**Problem details:**
Select all lines in the records that include "this".

**Data provided:**

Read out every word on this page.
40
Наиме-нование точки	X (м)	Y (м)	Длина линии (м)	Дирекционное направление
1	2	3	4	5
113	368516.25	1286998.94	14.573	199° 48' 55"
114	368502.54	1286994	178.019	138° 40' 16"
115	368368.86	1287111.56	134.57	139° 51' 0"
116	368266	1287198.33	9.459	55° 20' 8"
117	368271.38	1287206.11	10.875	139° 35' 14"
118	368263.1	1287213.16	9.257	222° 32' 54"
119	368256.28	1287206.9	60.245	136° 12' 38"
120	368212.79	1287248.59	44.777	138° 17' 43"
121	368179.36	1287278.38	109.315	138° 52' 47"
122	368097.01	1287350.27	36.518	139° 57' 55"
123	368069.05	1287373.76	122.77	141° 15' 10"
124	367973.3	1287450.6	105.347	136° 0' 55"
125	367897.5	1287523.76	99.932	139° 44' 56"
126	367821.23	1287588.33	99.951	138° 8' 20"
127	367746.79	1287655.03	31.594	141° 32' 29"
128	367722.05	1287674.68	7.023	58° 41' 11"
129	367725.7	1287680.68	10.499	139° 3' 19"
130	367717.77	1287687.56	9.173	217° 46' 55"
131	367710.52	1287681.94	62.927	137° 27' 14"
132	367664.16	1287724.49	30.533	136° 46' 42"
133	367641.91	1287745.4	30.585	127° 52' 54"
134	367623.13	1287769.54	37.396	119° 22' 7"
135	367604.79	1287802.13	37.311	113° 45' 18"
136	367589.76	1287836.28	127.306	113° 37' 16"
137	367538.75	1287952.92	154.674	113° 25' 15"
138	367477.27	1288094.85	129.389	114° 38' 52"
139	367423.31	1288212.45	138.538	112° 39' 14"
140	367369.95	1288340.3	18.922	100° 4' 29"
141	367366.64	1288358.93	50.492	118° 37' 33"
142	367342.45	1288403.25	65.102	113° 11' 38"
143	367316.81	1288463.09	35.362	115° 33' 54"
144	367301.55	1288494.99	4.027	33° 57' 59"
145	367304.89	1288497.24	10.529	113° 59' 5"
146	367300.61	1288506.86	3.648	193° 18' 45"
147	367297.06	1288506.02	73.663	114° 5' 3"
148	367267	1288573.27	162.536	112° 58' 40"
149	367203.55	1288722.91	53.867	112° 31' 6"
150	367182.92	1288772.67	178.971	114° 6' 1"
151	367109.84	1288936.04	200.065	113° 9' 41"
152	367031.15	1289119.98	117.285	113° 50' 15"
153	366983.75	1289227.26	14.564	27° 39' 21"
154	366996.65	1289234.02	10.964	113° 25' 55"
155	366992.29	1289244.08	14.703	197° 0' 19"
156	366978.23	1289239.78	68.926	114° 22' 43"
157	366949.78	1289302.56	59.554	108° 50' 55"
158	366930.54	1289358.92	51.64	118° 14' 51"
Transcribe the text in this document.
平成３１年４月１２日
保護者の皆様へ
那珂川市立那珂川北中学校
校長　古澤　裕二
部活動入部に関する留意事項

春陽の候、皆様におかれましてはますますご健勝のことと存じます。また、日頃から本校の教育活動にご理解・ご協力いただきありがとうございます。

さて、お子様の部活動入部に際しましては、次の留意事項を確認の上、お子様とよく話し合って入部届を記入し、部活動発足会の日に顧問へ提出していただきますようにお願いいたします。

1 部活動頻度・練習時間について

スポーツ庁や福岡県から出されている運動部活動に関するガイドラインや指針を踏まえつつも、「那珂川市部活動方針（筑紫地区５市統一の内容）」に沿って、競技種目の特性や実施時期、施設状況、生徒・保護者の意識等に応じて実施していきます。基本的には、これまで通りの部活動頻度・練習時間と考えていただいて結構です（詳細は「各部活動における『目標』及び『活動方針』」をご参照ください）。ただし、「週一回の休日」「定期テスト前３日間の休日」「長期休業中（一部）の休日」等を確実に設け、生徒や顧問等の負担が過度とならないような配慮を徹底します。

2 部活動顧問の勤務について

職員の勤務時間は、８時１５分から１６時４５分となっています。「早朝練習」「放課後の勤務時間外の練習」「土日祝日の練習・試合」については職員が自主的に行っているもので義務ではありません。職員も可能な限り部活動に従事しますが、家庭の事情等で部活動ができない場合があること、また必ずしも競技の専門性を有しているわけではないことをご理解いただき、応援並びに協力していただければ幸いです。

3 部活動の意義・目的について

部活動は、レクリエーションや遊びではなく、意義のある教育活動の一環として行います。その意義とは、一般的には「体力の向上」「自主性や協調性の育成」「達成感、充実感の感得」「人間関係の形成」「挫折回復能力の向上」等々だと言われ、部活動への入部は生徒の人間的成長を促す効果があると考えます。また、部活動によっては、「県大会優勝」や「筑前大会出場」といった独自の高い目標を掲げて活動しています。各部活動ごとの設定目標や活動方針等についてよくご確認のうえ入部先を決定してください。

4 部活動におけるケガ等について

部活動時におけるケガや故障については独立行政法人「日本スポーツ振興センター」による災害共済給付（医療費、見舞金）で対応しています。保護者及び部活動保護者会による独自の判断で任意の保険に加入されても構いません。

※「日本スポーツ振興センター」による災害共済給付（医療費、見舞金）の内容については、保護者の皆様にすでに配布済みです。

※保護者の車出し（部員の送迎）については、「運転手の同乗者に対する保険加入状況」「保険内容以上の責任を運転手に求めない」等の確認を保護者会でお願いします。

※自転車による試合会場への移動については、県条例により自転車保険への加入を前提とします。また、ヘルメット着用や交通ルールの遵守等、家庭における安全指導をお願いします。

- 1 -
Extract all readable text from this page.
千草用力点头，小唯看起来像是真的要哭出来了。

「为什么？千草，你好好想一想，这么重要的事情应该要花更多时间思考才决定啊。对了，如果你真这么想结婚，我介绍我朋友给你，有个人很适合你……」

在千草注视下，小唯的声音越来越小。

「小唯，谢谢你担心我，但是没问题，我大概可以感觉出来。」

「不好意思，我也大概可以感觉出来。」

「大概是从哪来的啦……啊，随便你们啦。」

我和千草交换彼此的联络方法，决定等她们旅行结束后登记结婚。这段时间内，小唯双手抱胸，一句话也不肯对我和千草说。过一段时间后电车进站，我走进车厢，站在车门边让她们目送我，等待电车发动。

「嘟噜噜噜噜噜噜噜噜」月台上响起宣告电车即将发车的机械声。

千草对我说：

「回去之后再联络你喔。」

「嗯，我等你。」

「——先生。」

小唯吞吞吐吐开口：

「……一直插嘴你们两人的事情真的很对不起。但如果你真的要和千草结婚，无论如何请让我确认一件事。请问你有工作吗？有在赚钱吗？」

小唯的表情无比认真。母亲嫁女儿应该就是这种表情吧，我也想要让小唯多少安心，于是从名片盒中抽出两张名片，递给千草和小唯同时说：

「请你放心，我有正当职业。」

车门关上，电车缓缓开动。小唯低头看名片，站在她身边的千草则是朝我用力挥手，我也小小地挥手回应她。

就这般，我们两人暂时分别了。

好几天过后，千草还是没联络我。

**Exercise solution:**
Read out every word on this page.
Transcribe the text in this document.
Extract all readable text from this page.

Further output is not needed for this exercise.